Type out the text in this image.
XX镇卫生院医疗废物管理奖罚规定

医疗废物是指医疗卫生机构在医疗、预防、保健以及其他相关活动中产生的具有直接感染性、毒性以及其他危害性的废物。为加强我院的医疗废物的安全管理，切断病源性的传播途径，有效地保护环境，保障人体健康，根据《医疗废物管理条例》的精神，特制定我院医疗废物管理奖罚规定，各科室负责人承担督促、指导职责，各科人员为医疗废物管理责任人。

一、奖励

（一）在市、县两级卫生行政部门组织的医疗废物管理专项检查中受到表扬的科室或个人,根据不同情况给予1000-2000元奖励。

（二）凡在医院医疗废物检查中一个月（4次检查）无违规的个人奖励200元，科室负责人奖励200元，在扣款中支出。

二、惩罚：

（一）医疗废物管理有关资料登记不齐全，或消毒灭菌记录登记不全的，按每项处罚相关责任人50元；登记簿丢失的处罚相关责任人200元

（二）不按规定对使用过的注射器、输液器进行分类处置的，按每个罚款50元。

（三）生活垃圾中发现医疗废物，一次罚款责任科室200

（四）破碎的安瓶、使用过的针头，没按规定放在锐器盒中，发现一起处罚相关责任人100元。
□ □ □ □ □
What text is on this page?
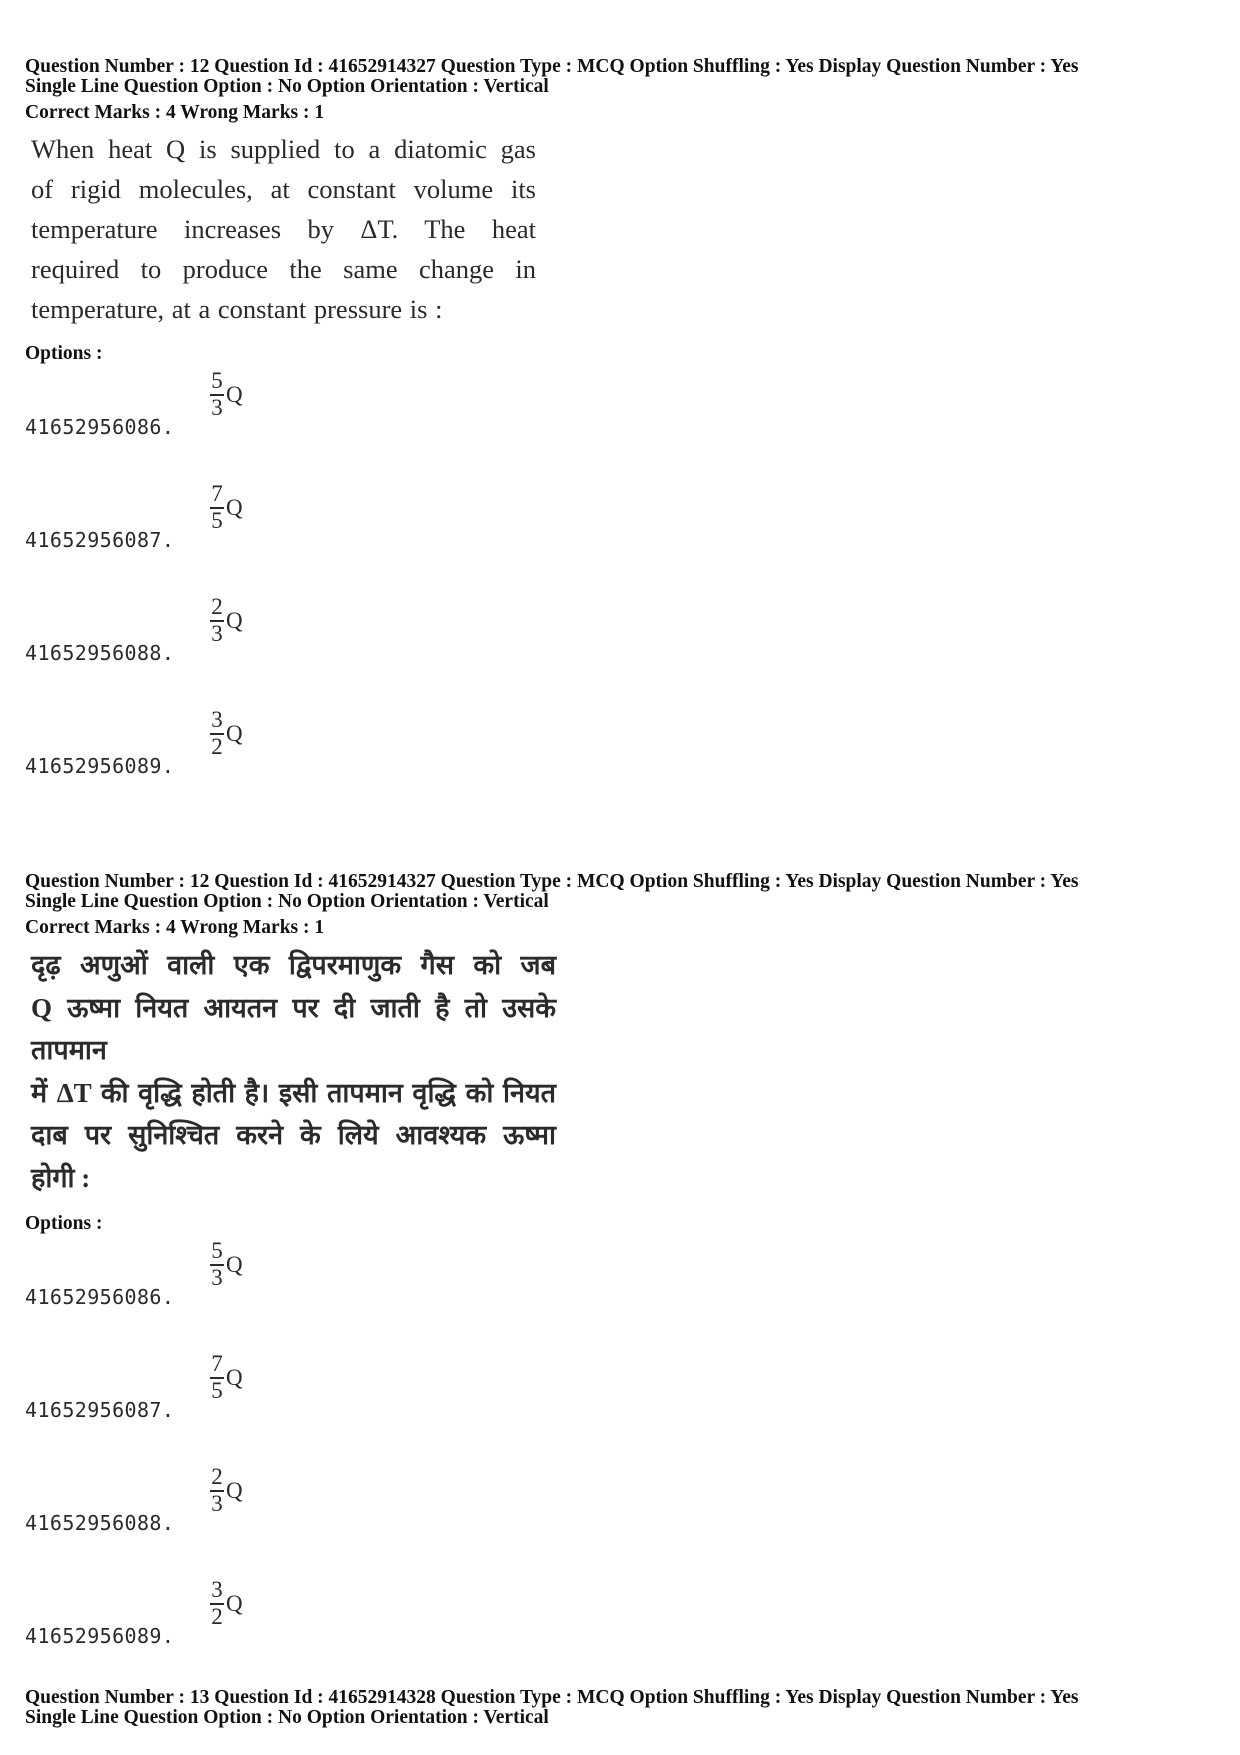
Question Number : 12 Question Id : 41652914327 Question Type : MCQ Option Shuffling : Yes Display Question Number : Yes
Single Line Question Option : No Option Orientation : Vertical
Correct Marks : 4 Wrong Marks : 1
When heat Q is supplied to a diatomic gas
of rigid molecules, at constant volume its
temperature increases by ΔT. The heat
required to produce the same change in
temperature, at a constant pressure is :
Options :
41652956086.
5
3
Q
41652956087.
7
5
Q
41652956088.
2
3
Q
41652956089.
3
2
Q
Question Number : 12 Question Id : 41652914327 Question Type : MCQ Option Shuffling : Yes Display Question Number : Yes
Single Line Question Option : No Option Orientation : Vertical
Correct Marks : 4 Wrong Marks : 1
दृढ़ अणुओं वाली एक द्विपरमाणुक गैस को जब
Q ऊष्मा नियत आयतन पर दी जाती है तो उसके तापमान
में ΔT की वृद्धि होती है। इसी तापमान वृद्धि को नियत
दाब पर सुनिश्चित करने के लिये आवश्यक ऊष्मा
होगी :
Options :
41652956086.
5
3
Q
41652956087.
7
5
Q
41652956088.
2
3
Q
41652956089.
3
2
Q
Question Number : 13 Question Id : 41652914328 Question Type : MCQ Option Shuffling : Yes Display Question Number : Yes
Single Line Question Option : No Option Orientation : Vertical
□ □ □ □ □
In the records above, find each line with the word "text" and copy it.

RESPONSE TO THE TASK:
Type out the text in this image.
What text is on this page?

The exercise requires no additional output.